— START OF Provided information —

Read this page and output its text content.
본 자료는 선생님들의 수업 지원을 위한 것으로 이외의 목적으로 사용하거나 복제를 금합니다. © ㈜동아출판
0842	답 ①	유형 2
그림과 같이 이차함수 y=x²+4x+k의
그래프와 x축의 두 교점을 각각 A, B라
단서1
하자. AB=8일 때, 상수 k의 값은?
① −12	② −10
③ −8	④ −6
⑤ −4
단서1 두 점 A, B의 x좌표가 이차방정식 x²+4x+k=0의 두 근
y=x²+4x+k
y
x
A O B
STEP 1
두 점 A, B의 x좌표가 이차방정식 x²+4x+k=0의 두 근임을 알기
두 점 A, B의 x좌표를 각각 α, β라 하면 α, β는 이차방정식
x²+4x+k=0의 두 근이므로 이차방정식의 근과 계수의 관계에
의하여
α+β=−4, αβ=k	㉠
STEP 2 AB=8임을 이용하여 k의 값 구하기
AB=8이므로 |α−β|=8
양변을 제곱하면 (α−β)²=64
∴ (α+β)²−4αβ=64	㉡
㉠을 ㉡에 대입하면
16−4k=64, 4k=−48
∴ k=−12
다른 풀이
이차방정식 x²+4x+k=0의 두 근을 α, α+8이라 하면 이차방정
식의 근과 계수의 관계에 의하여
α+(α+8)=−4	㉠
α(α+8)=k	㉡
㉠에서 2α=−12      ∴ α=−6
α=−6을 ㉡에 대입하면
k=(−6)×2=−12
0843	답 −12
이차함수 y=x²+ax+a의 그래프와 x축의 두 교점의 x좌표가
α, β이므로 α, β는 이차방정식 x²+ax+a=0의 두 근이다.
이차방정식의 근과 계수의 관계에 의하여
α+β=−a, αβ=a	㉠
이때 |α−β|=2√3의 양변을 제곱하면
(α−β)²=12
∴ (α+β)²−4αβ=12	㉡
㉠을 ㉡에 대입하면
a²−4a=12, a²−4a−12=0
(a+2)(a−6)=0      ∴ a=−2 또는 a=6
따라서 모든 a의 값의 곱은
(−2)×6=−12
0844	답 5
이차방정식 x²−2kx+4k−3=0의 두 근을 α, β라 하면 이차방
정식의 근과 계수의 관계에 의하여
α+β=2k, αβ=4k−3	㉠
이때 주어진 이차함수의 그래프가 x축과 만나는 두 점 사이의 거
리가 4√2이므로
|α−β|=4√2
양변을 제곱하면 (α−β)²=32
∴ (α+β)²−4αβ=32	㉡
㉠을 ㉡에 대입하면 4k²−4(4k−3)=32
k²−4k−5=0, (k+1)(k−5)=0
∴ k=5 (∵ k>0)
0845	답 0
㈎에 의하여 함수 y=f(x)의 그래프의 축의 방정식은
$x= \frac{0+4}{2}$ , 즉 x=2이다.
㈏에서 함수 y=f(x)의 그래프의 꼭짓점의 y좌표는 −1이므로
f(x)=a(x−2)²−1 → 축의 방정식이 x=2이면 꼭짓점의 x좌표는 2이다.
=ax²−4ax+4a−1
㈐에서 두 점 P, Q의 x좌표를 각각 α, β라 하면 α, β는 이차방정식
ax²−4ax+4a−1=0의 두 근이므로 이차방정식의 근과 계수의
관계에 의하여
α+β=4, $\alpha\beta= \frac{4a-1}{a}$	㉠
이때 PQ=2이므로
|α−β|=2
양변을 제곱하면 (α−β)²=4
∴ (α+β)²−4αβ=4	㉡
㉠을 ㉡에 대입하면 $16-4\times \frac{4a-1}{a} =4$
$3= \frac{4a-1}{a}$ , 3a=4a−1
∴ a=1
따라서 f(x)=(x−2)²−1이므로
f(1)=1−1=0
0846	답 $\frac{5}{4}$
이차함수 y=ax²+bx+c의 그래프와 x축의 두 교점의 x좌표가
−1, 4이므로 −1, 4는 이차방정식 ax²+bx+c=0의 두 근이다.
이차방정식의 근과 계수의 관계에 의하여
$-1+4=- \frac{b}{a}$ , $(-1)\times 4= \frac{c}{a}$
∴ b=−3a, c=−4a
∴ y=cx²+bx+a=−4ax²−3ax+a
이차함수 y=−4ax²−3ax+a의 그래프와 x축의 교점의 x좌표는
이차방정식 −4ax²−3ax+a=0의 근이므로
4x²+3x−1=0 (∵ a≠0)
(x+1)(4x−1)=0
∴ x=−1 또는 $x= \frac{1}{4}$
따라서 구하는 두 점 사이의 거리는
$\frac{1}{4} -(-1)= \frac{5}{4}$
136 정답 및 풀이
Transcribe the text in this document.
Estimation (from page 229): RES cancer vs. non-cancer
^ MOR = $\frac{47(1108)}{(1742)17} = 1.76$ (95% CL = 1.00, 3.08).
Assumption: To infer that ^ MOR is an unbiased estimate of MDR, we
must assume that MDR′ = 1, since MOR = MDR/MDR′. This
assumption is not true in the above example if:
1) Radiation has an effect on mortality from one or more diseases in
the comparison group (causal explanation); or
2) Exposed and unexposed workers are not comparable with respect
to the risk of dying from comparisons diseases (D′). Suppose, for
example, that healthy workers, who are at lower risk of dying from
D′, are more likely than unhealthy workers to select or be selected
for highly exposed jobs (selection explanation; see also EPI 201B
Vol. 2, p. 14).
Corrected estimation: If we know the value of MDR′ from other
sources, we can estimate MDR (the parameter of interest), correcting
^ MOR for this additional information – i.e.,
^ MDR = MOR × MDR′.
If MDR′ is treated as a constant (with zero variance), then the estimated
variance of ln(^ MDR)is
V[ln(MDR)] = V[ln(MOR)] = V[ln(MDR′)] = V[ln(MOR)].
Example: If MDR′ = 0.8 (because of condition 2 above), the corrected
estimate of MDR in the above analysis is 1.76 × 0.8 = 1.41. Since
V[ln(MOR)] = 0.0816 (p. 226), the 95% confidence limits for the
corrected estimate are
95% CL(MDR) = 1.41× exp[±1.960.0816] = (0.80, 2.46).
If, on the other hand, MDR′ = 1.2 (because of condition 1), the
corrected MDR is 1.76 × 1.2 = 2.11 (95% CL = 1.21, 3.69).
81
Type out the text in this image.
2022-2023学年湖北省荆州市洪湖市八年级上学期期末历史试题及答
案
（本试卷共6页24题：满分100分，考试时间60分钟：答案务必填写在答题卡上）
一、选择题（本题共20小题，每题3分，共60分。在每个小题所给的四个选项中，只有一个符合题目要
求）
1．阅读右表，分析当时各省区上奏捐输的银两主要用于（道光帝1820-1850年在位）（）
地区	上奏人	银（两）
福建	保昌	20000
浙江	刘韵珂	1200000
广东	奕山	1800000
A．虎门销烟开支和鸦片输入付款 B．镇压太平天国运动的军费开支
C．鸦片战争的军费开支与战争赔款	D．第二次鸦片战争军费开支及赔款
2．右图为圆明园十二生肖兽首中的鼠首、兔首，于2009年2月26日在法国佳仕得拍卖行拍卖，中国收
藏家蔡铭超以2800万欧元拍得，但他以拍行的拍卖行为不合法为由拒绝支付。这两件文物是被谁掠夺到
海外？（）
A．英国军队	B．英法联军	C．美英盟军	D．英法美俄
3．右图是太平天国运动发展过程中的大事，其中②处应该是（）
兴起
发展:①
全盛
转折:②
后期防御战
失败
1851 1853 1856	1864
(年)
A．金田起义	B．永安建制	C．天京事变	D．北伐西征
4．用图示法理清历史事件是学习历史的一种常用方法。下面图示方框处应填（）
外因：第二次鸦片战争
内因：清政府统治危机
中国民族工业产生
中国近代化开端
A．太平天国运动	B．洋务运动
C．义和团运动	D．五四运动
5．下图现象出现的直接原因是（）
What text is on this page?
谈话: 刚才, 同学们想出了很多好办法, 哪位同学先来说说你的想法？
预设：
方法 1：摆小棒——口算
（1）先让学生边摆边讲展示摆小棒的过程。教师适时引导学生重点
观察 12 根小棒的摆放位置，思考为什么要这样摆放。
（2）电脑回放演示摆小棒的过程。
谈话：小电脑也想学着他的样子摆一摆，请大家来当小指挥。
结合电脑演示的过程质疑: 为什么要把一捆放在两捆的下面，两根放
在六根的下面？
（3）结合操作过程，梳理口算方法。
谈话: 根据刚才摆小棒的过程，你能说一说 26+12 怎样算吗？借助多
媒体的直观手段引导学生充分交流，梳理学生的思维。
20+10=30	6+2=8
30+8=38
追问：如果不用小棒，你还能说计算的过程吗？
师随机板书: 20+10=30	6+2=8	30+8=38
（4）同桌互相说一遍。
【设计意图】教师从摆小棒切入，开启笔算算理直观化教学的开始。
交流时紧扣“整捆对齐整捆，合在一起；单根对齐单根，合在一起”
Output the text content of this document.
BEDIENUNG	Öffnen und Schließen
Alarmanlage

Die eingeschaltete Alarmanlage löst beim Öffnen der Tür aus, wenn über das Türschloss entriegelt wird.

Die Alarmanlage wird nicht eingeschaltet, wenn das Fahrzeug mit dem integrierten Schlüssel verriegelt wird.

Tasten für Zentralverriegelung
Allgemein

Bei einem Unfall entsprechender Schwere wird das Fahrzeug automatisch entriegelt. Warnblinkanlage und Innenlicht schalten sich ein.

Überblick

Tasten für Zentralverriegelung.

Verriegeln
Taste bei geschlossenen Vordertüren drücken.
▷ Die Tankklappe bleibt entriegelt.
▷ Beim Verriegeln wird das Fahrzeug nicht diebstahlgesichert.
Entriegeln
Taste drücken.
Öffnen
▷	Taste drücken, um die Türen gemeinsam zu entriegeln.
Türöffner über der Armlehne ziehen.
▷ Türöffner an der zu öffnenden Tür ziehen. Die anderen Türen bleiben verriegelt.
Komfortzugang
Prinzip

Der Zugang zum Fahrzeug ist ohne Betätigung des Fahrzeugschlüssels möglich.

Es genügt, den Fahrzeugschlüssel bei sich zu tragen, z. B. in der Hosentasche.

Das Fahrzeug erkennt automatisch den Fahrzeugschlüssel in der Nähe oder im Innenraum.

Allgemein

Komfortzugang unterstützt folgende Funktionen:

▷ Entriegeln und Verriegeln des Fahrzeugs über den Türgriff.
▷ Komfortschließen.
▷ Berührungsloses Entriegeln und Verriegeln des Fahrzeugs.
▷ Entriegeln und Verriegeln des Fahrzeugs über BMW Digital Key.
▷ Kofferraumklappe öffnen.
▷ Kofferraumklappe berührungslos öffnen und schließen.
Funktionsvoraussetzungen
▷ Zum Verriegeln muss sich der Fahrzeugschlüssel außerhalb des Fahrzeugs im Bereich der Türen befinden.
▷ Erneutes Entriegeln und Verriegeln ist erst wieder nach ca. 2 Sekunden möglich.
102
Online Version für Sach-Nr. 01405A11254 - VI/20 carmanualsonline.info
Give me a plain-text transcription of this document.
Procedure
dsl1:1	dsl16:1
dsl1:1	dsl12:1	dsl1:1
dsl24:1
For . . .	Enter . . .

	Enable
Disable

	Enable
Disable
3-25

— END OF Provided information —

▸ **Work required**
Gather every line containing the word "x좌표가" and copy it.

▸ **Answer for the task**
단서1 두 점 A, B의 x좌표가 이차방정식 x²+4x+k=0의 두 근
두 점 A, B의 x좌표가 이차방정식 x²+4x+k=0의 두 근임을 알기
이차함수 y=x²+ax+a의 그래프와 x축의 두 교점의 x좌표가
이차함수 y=ax²+bx+c의 그래프와 x축의 두 교점의 x좌표가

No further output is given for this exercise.